> _What is expected_:
Transcribe every entry below word for word, but skip the pictures.
---
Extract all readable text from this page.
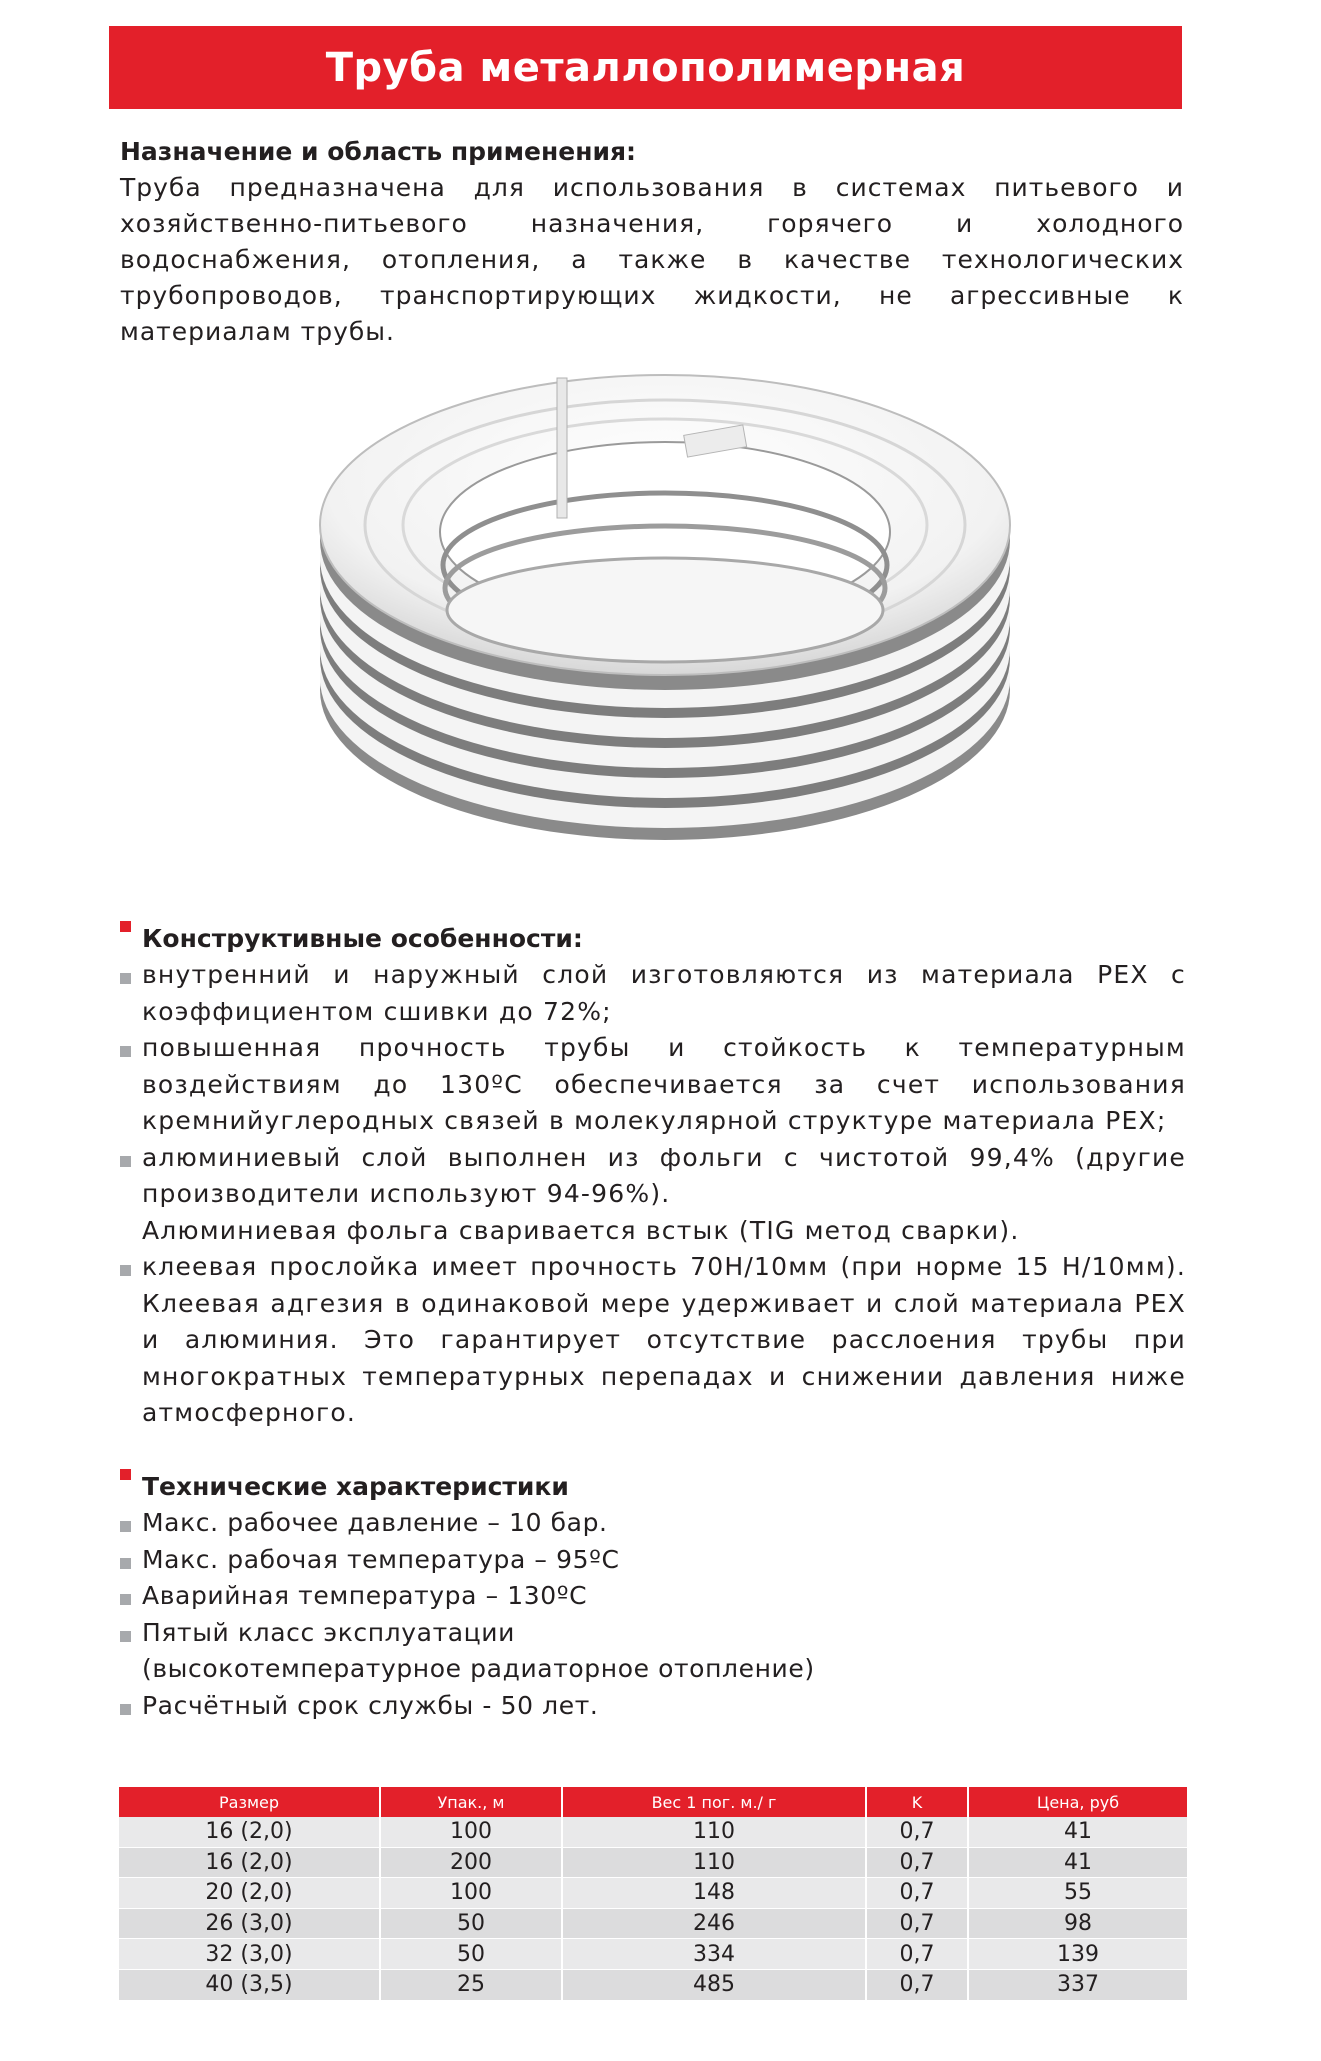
Труба металлополимерная
Назначение и область применения:
Труба предназначена для использования в системах питьевого и хозяйственно-питьевого назначения, горячего и холодного водоснабжения, отопления, а также в качестве технологических трубопроводов, транспортирующих жидкости, не агрессивные к материалам трубы.
Конструктивные особенности:
внутренний и наружный слой изготовляются из материала PEX с коэффициентом сшивки до 72%;
повышенная прочность трубы и стойкость к температурным воздействиям до 130ºC обеспечивается за счет использования кремнийуглеродных связей в молекулярной структуре материала PEX;
алюминиевый слой выполнен из фольги с чистотой 99,4% (другие производители используют 94-96%).
Алюминиевая фольга сваривается встык (TIG метод сварки).
клеевая прослойка имеет прочность 70Н/10мм (при норме 15 Н/10мм). Клеевая адгезия в одинаковой мере удерживает и слой материала PEX и алюминия. Это гарантирует отсутствие расслоения трубы при многократных температурных перепадах и снижении давления ниже атмосферного.
Технические характеристики
Макс. рабочее давление – 10 бар.
Макс. рабочая температура – 95ºC
Аварийная температура – 130ºC
Пятый класс эксплуатации
(высокотемпературное радиаторное отопление)
Расчётный срок службы - 50 лет.
Размер	Упак., м	Вес 1 пог. м./ г	K	Цена, руб
16 (2,0)	100	110	0,7	41
16 (2,0)	200	110	0,7	41
20 (2,0)	100	148	0,7	55
26 (3,0)	50	246	0,7	98
32 (3,0)	50	334	0,7	139
40 (3,5)	25	485	0,7	337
---
> _Written answer_:
Extract all readable text from this page.
Труба металлополимерная
Назначение и область применения:
Труба предназначена для использования в системах питьевого и хозяйственно-питьевого назначения, горячего и холодного водоснабжения, отопления, а также в качестве технологических трубопроводов, транспортирующих жидкости, не агрессивные к материалам трубы.
Конструктивные особенности:
внутренний и наружный слой изготовляются из материала PEX с коэффициентом сшивки до 72%;
повышенная прочность трубы и стойкость к температурным воздействиям до 130ºC обеспечивается за счет использования кремнийуглеродных связей в молекулярной структуре материала PEX;
алюминиевый слой выполнен из фольги с чистотой 99,4% (другие производители используют 94-96%).
Алюминиевая фольга сваривается встык (TIG метод сварки).
клеевая прослойка имеет прочность 70Н/10мм (при норме 15 Н/10мм). Клеевая адгезия в одинаковой мере удерживает и слой материала PEX и алюминия. Это гарантирует отсутствие расслоения трубы при многократных температурных перепадах и снижении давления ниже атмосферного.
Технические характеристики
Макс. рабочее давление – 10 бар.
Макс. рабочая температура – 95ºC
Аварийная температура – 130ºC
Пятый класс эксплуатации
(высокотемпературное радиаторное отопление)
Расчётный срок службы - 50 лет.
Размер	Упак., м	Вес 1 пог. м./ г	K	Цена, руб
16 (2,0)	100	110	0,7	41
16 (2,0)	200	110	0,7	41
20 (2,0)	100	148	0,7	55
26 (3,0)	50	246	0,7	98
32 (3,0)	50	334	0,7	139
40 (3,5)	25	485	0,7	337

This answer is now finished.